(Entries with figure data)
════════════════════

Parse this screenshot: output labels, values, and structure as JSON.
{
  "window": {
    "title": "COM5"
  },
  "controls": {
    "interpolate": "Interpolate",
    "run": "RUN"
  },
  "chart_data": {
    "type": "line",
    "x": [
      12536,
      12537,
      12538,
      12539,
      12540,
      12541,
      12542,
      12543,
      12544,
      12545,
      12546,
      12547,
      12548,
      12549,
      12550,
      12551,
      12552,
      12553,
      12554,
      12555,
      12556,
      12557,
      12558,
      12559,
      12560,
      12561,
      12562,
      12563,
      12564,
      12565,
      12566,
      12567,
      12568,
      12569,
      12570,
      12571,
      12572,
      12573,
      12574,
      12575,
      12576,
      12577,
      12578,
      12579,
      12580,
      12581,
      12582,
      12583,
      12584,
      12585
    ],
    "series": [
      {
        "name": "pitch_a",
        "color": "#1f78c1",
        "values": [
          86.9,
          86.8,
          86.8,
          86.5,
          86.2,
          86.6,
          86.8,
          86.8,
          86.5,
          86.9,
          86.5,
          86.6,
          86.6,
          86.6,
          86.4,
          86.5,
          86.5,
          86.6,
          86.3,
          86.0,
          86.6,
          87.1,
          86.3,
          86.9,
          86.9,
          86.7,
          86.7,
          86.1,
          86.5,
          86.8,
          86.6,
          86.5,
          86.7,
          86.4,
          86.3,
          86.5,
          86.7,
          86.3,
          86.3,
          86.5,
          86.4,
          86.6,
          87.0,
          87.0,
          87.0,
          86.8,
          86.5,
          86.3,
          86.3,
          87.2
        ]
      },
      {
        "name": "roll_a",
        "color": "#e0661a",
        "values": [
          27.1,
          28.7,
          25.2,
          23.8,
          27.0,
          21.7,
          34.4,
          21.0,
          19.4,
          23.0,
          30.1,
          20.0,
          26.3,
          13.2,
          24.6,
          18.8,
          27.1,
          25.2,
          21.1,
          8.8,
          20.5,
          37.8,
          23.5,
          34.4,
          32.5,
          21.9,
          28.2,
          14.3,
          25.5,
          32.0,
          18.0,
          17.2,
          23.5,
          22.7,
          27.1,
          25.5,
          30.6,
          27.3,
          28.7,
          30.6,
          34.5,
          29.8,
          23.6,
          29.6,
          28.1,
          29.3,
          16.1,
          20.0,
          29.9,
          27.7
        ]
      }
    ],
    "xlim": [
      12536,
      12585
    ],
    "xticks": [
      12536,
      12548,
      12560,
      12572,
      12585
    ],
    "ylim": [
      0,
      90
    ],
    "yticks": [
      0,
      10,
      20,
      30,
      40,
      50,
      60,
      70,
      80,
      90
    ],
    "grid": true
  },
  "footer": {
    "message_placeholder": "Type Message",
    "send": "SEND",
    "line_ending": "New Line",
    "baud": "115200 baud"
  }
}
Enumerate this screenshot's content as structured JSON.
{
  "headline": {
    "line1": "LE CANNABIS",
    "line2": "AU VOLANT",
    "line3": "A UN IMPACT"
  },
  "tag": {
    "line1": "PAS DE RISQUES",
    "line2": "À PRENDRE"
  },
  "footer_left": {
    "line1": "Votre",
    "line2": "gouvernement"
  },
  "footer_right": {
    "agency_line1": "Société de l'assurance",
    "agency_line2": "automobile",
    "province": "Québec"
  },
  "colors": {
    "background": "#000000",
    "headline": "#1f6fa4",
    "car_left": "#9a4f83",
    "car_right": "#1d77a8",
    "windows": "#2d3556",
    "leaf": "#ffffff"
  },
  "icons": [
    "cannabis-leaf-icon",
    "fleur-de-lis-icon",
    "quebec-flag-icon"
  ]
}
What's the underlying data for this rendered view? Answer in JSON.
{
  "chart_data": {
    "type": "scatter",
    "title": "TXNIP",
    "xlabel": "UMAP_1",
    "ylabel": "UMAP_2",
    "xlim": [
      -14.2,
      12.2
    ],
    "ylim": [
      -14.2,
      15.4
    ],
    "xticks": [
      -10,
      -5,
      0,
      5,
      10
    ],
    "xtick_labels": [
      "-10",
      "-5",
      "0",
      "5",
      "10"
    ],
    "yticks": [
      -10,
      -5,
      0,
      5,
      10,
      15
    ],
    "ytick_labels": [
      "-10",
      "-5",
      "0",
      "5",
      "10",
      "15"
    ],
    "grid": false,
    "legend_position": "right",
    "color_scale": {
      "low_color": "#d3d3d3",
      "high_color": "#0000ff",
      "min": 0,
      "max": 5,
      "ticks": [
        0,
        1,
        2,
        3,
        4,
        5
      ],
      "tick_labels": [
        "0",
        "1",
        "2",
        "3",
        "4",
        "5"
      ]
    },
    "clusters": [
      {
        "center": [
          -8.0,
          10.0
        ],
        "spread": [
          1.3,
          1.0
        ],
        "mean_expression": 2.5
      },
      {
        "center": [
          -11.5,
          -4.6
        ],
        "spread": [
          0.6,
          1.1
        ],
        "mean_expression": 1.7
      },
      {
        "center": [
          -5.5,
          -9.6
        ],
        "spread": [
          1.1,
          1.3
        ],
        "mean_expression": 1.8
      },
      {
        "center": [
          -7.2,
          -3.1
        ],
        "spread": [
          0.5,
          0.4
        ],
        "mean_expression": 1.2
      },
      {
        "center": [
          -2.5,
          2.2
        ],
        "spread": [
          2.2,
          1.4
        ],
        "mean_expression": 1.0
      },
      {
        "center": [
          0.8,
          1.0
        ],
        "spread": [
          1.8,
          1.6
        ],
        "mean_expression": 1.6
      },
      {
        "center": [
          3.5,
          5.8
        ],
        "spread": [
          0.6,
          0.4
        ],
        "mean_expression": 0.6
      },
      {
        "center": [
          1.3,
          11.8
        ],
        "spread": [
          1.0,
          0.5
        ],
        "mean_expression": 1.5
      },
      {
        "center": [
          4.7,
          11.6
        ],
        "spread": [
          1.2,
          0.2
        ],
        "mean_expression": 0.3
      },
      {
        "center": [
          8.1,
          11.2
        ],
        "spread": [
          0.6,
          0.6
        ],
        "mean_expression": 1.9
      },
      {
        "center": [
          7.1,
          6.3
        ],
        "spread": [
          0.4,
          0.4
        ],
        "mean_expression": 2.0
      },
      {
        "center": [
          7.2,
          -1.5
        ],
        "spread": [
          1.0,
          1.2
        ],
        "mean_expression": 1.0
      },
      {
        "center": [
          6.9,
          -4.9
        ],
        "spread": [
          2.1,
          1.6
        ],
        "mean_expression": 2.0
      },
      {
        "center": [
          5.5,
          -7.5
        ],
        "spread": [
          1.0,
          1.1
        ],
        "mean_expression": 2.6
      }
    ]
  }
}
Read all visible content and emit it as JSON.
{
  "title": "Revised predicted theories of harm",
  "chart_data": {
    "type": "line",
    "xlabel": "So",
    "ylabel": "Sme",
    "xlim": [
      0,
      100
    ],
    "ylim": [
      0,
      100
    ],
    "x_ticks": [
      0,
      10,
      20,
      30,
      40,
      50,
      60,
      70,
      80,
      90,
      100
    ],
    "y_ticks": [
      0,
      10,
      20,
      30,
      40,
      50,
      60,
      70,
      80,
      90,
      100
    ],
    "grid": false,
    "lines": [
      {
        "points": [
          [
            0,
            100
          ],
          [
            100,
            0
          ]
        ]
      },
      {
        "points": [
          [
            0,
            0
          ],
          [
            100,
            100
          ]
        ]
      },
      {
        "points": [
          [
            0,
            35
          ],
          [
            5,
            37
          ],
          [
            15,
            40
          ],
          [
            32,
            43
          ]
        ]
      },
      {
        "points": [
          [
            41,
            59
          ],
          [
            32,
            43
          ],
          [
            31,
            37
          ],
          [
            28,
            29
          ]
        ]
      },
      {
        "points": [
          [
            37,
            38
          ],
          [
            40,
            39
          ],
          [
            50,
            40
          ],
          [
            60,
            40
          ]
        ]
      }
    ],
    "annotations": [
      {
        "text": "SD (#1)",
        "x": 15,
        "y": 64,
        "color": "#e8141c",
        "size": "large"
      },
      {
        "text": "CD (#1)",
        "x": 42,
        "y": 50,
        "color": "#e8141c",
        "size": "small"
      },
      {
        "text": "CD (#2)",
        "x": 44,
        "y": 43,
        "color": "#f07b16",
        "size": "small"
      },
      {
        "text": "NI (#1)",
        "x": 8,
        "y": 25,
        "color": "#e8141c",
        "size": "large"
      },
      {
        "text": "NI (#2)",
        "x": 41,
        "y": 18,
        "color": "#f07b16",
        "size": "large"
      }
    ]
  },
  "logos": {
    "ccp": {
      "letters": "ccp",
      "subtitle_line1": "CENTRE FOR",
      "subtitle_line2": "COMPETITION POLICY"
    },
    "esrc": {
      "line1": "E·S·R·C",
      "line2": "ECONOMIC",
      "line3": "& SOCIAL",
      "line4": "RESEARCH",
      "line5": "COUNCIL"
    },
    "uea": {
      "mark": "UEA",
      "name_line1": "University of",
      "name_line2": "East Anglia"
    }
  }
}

════════════════════

**To be done**
Give every line of the material that includes the string "screenshot".

**Answer below**
Parse this screenshot: output labels, values, and structure as JSON.
Enumerate this screenshot's content as structured JSON.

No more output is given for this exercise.